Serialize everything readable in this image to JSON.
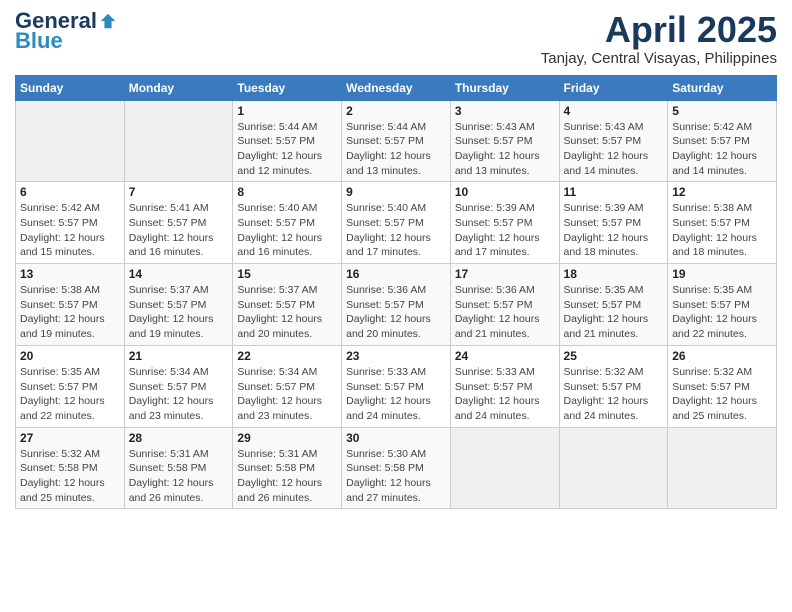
{
  "header": {
    "logo_general": "General",
    "logo_blue": "Blue",
    "month_title": "April 2025",
    "location": "Tanjay, Central Visayas, Philippines"
  },
  "calendar": {
    "days_of_week": [
      "Sunday",
      "Monday",
      "Tuesday",
      "Wednesday",
      "Thursday",
      "Friday",
      "Saturday"
    ],
    "weeks": [
      [
        {
          "day": "",
          "info": ""
        },
        {
          "day": "",
          "info": ""
        },
        {
          "day": "1",
          "info": "Sunrise: 5:44 AM\nSunset: 5:57 PM\nDaylight: 12 hours and 12 minutes."
        },
        {
          "day": "2",
          "info": "Sunrise: 5:44 AM\nSunset: 5:57 PM\nDaylight: 12 hours and 13 minutes."
        },
        {
          "day": "3",
          "info": "Sunrise: 5:43 AM\nSunset: 5:57 PM\nDaylight: 12 hours and 13 minutes."
        },
        {
          "day": "4",
          "info": "Sunrise: 5:43 AM\nSunset: 5:57 PM\nDaylight: 12 hours and 14 minutes."
        },
        {
          "day": "5",
          "info": "Sunrise: 5:42 AM\nSunset: 5:57 PM\nDaylight: 12 hours and 14 minutes."
        }
      ],
      [
        {
          "day": "6",
          "info": "Sunrise: 5:42 AM\nSunset: 5:57 PM\nDaylight: 12 hours and 15 minutes."
        },
        {
          "day": "7",
          "info": "Sunrise: 5:41 AM\nSunset: 5:57 PM\nDaylight: 12 hours and 16 minutes."
        },
        {
          "day": "8",
          "info": "Sunrise: 5:40 AM\nSunset: 5:57 PM\nDaylight: 12 hours and 16 minutes."
        },
        {
          "day": "9",
          "info": "Sunrise: 5:40 AM\nSunset: 5:57 PM\nDaylight: 12 hours and 17 minutes."
        },
        {
          "day": "10",
          "info": "Sunrise: 5:39 AM\nSunset: 5:57 PM\nDaylight: 12 hours and 17 minutes."
        },
        {
          "day": "11",
          "info": "Sunrise: 5:39 AM\nSunset: 5:57 PM\nDaylight: 12 hours and 18 minutes."
        },
        {
          "day": "12",
          "info": "Sunrise: 5:38 AM\nSunset: 5:57 PM\nDaylight: 12 hours and 18 minutes."
        }
      ],
      [
        {
          "day": "13",
          "info": "Sunrise: 5:38 AM\nSunset: 5:57 PM\nDaylight: 12 hours and 19 minutes."
        },
        {
          "day": "14",
          "info": "Sunrise: 5:37 AM\nSunset: 5:57 PM\nDaylight: 12 hours and 19 minutes."
        },
        {
          "day": "15",
          "info": "Sunrise: 5:37 AM\nSunset: 5:57 PM\nDaylight: 12 hours and 20 minutes."
        },
        {
          "day": "16",
          "info": "Sunrise: 5:36 AM\nSunset: 5:57 PM\nDaylight: 12 hours and 20 minutes."
        },
        {
          "day": "17",
          "info": "Sunrise: 5:36 AM\nSunset: 5:57 PM\nDaylight: 12 hours and 21 minutes."
        },
        {
          "day": "18",
          "info": "Sunrise: 5:35 AM\nSunset: 5:57 PM\nDaylight: 12 hours and 21 minutes."
        },
        {
          "day": "19",
          "info": "Sunrise: 5:35 AM\nSunset: 5:57 PM\nDaylight: 12 hours and 22 minutes."
        }
      ],
      [
        {
          "day": "20",
          "info": "Sunrise: 5:35 AM\nSunset: 5:57 PM\nDaylight: 12 hours and 22 minutes."
        },
        {
          "day": "21",
          "info": "Sunrise: 5:34 AM\nSunset: 5:57 PM\nDaylight: 12 hours and 23 minutes."
        },
        {
          "day": "22",
          "info": "Sunrise: 5:34 AM\nSunset: 5:57 PM\nDaylight: 12 hours and 23 minutes."
        },
        {
          "day": "23",
          "info": "Sunrise: 5:33 AM\nSunset: 5:57 PM\nDaylight: 12 hours and 24 minutes."
        },
        {
          "day": "24",
          "info": "Sunrise: 5:33 AM\nSunset: 5:57 PM\nDaylight: 12 hours and 24 minutes."
        },
        {
          "day": "25",
          "info": "Sunrise: 5:32 AM\nSunset: 5:57 PM\nDaylight: 12 hours and 24 minutes."
        },
        {
          "day": "26",
          "info": "Sunrise: 5:32 AM\nSunset: 5:57 PM\nDaylight: 12 hours and 25 minutes."
        }
      ],
      [
        {
          "day": "27",
          "info": "Sunrise: 5:32 AM\nSunset: 5:58 PM\nDaylight: 12 hours and 25 minutes."
        },
        {
          "day": "28",
          "info": "Sunrise: 5:31 AM\nSunset: 5:58 PM\nDaylight: 12 hours and 26 minutes."
        },
        {
          "day": "29",
          "info": "Sunrise: 5:31 AM\nSunset: 5:58 PM\nDaylight: 12 hours and 26 minutes."
        },
        {
          "day": "30",
          "info": "Sunrise: 5:30 AM\nSunset: 5:58 PM\nDaylight: 12 hours and 27 minutes."
        },
        {
          "day": "",
          "info": ""
        },
        {
          "day": "",
          "info": ""
        },
        {
          "day": "",
          "info": ""
        }
      ]
    ]
  }
}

> THE TASK
Restate the whole listing above exactly, please, omitting every image.

> WORKED SOLUTION
Serialize everything readable in this image to JSON.
{
  "header": {
    "logo_general": "General",
    "logo_blue": "Blue",
    "month_title": "April 2025",
    "location": "Tanjay, Central Visayas, Philippines"
  },
  "calendar": {
    "days_of_week": [
      "Sunday",
      "Monday",
      "Tuesday",
      "Wednesday",
      "Thursday",
      "Friday",
      "Saturday"
    ],
    "weeks": [
      [
        {
          "day": "",
          "info": ""
        },
        {
          "day": "",
          "info": ""
        },
        {
          "day": "1",
          "info": "Sunrise: 5:44 AM\nSunset: 5:57 PM\nDaylight: 12 hours and 12 minutes."
        },
        {
          "day": "2",
          "info": "Sunrise: 5:44 AM\nSunset: 5:57 PM\nDaylight: 12 hours and 13 minutes."
        },
        {
          "day": "3",
          "info": "Sunrise: 5:43 AM\nSunset: 5:57 PM\nDaylight: 12 hours and 13 minutes."
        },
        {
          "day": "4",
          "info": "Sunrise: 5:43 AM\nSunset: 5:57 PM\nDaylight: 12 hours and 14 minutes."
        },
        {
          "day": "5",
          "info": "Sunrise: 5:42 AM\nSunset: 5:57 PM\nDaylight: 12 hours and 14 minutes."
        }
      ],
      [
        {
          "day": "6",
          "info": "Sunrise: 5:42 AM\nSunset: 5:57 PM\nDaylight: 12 hours and 15 minutes."
        },
        {
          "day": "7",
          "info": "Sunrise: 5:41 AM\nSunset: 5:57 PM\nDaylight: 12 hours and 16 minutes."
        },
        {
          "day": "8",
          "info": "Sunrise: 5:40 AM\nSunset: 5:57 PM\nDaylight: 12 hours and 16 minutes."
        },
        {
          "day": "9",
          "info": "Sunrise: 5:40 AM\nSunset: 5:57 PM\nDaylight: 12 hours and 17 minutes."
        },
        {
          "day": "10",
          "info": "Sunrise: 5:39 AM\nSunset: 5:57 PM\nDaylight: 12 hours and 17 minutes."
        },
        {
          "day": "11",
          "info": "Sunrise: 5:39 AM\nSunset: 5:57 PM\nDaylight: 12 hours and 18 minutes."
        },
        {
          "day": "12",
          "info": "Sunrise: 5:38 AM\nSunset: 5:57 PM\nDaylight: 12 hours and 18 minutes."
        }
      ],
      [
        {
          "day": "13",
          "info": "Sunrise: 5:38 AM\nSunset: 5:57 PM\nDaylight: 12 hours and 19 minutes."
        },
        {
          "day": "14",
          "info": "Sunrise: 5:37 AM\nSunset: 5:57 PM\nDaylight: 12 hours and 19 minutes."
        },
        {
          "day": "15",
          "info": "Sunrise: 5:37 AM\nSunset: 5:57 PM\nDaylight: 12 hours and 20 minutes."
        },
        {
          "day": "16",
          "info": "Sunrise: 5:36 AM\nSunset: 5:57 PM\nDaylight: 12 hours and 20 minutes."
        },
        {
          "day": "17",
          "info": "Sunrise: 5:36 AM\nSunset: 5:57 PM\nDaylight: 12 hours and 21 minutes."
        },
        {
          "day": "18",
          "info": "Sunrise: 5:35 AM\nSunset: 5:57 PM\nDaylight: 12 hours and 21 minutes."
        },
        {
          "day": "19",
          "info": "Sunrise: 5:35 AM\nSunset: 5:57 PM\nDaylight: 12 hours and 22 minutes."
        }
      ],
      [
        {
          "day": "20",
          "info": "Sunrise: 5:35 AM\nSunset: 5:57 PM\nDaylight: 12 hours and 22 minutes."
        },
        {
          "day": "21",
          "info": "Sunrise: 5:34 AM\nSunset: 5:57 PM\nDaylight: 12 hours and 23 minutes."
        },
        {
          "day": "22",
          "info": "Sunrise: 5:34 AM\nSunset: 5:57 PM\nDaylight: 12 hours and 23 minutes."
        },
        {
          "day": "23",
          "info": "Sunrise: 5:33 AM\nSunset: 5:57 PM\nDaylight: 12 hours and 24 minutes."
        },
        {
          "day": "24",
          "info": "Sunrise: 5:33 AM\nSunset: 5:57 PM\nDaylight: 12 hours and 24 minutes."
        },
        {
          "day": "25",
          "info": "Sunrise: 5:32 AM\nSunset: 5:57 PM\nDaylight: 12 hours and 24 minutes."
        },
        {
          "day": "26",
          "info": "Sunrise: 5:32 AM\nSunset: 5:57 PM\nDaylight: 12 hours and 25 minutes."
        }
      ],
      [
        {
          "day": "27",
          "info": "Sunrise: 5:32 AM\nSunset: 5:58 PM\nDaylight: 12 hours and 25 minutes."
        },
        {
          "day": "28",
          "info": "Sunrise: 5:31 AM\nSunset: 5:58 PM\nDaylight: 12 hours and 26 minutes."
        },
        {
          "day": "29",
          "info": "Sunrise: 5:31 AM\nSunset: 5:58 PM\nDaylight: 12 hours and 26 minutes."
        },
        {
          "day": "30",
          "info": "Sunrise: 5:30 AM\nSunset: 5:58 PM\nDaylight: 12 hours and 27 minutes."
        },
        {
          "day": "",
          "info": ""
        },
        {
          "day": "",
          "info": ""
        },
        {
          "day": "",
          "info": ""
        }
      ]
    ]
  }
}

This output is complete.